* _YOUR OBJECTIVE_
Reproduce the lines of each record below verbatim.

[Dataset records]

★ ★ ★ ★ ★ ★ ★

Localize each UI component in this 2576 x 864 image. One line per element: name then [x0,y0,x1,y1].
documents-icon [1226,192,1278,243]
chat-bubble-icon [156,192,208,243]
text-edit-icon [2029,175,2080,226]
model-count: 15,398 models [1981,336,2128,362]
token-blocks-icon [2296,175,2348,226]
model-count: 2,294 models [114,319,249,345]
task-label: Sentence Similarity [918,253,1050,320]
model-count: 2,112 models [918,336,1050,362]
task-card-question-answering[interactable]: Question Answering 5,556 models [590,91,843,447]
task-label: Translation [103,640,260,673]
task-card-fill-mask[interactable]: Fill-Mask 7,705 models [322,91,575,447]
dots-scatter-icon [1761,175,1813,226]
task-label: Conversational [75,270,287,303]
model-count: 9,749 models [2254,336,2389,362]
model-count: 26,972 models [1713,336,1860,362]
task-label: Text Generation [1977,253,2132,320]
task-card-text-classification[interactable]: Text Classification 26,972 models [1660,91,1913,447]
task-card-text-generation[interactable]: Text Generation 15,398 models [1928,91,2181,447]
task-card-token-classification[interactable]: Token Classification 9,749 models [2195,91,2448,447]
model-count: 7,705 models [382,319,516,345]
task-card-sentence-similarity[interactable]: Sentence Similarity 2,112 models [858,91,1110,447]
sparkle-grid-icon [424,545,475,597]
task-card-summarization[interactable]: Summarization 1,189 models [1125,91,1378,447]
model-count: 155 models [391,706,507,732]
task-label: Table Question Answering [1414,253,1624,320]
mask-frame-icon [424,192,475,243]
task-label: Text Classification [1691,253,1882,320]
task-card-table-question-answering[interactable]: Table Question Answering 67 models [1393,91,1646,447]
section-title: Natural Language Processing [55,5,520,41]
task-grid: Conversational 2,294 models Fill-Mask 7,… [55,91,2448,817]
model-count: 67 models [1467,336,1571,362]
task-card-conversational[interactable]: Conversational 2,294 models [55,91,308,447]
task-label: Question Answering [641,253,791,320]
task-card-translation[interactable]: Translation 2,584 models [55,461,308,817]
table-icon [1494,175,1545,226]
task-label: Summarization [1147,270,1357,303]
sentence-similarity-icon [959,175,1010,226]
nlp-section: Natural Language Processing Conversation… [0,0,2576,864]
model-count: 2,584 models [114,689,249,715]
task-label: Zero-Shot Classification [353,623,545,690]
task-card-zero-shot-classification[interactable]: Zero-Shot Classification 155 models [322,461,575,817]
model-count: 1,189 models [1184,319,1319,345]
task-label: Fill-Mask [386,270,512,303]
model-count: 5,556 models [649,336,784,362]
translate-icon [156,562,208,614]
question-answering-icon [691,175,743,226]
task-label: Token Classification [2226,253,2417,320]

★ ★ ★ ★ ★ ★ ★

* _TASK SOLUTION_
Localize each UI component in this 2576 x 864 image. One line per element: name then [x0,y0,x1,y1].
documents-icon [1226,192,1278,243]
chat-bubble-icon [156,192,208,243]
text-edit-icon [2029,175,2080,226]
model-count: 15,398 models [1981,336,2128,362]
token-blocks-icon [2296,175,2348,226]
model-count: 2,294 models [114,319,249,345]
task-label: Sentence Similarity [918,253,1050,320]
model-count: 2,112 models [918,336,1050,362]
task-card-question-answering[interactable]: Question Answering 5,556 models [590,91,843,447]
task-label: Translation [103,640,260,673]
task-card-fill-mask[interactable]: Fill-Mask 7,705 models [322,91,575,447]
dots-scatter-icon [1761,175,1813,226]
task-label: Conversational [75,270,287,303]
model-count: 9,749 models [2254,336,2389,362]
model-count: 26,972 models [1713,336,1860,362]
task-label: Text Generation [1977,253,2132,320]
task-card-text-classification[interactable]: Text Classification 26,972 models [1660,91,1913,447]
task-card-text-generation[interactable]: Text Generation 15,398 models [1928,91,2181,447]
task-card-token-classification[interactable]: Token Classification 9,749 models [2195,91,2448,447]
model-count: 7,705 models [382,319,516,345]
task-card-sentence-similarity[interactable]: Sentence Similarity 2,112 models [858,91,1110,447]
sparkle-grid-icon [424,545,475,597]
task-card-summarization[interactable]: Summarization 1,189 models [1125,91,1378,447]
model-count: 155 models [391,706,507,732]
task-label: Table Question Answering [1414,253,1624,320]
mask-frame-icon [424,192,475,243]
task-label: Text Classification [1691,253,1882,320]
task-card-table-question-answering[interactable]: Table Question Answering 67 models [1393,91,1646,447]
section-title: Natural Language Processing [55,5,520,41]
task-grid: Conversational 2,294 models Fill-Mask 7,… [55,91,2448,817]
model-count: 67 models [1467,336,1571,362]
task-card-conversational[interactable]: Conversational 2,294 models [55,91,308,447]
task-label: Question Answering [641,253,791,320]
task-card-translation[interactable]: Translation 2,584 models [55,461,308,817]
table-icon [1494,175,1545,226]
task-label: Summarization [1147,270,1357,303]
sentence-similarity-icon [959,175,1010,226]
nlp-section: Natural Language Processing Conversation… [0,0,2576,864]
model-count: 2,584 models [114,689,249,715]
task-label: Zero-Shot Classification [353,623,545,690]
task-card-zero-shot-classification[interactable]: Zero-Shot Classification 155 models [322,461,575,817]
model-count: 1,189 models [1184,319,1319,345]
task-label: Fill-Mask [386,270,512,303]
model-count: 5,556 models [649,336,784,362]
translate-icon [156,562,208,614]
question-answering-icon [691,175,743,226]
task-label: Token Classification [2226,253,2417,320]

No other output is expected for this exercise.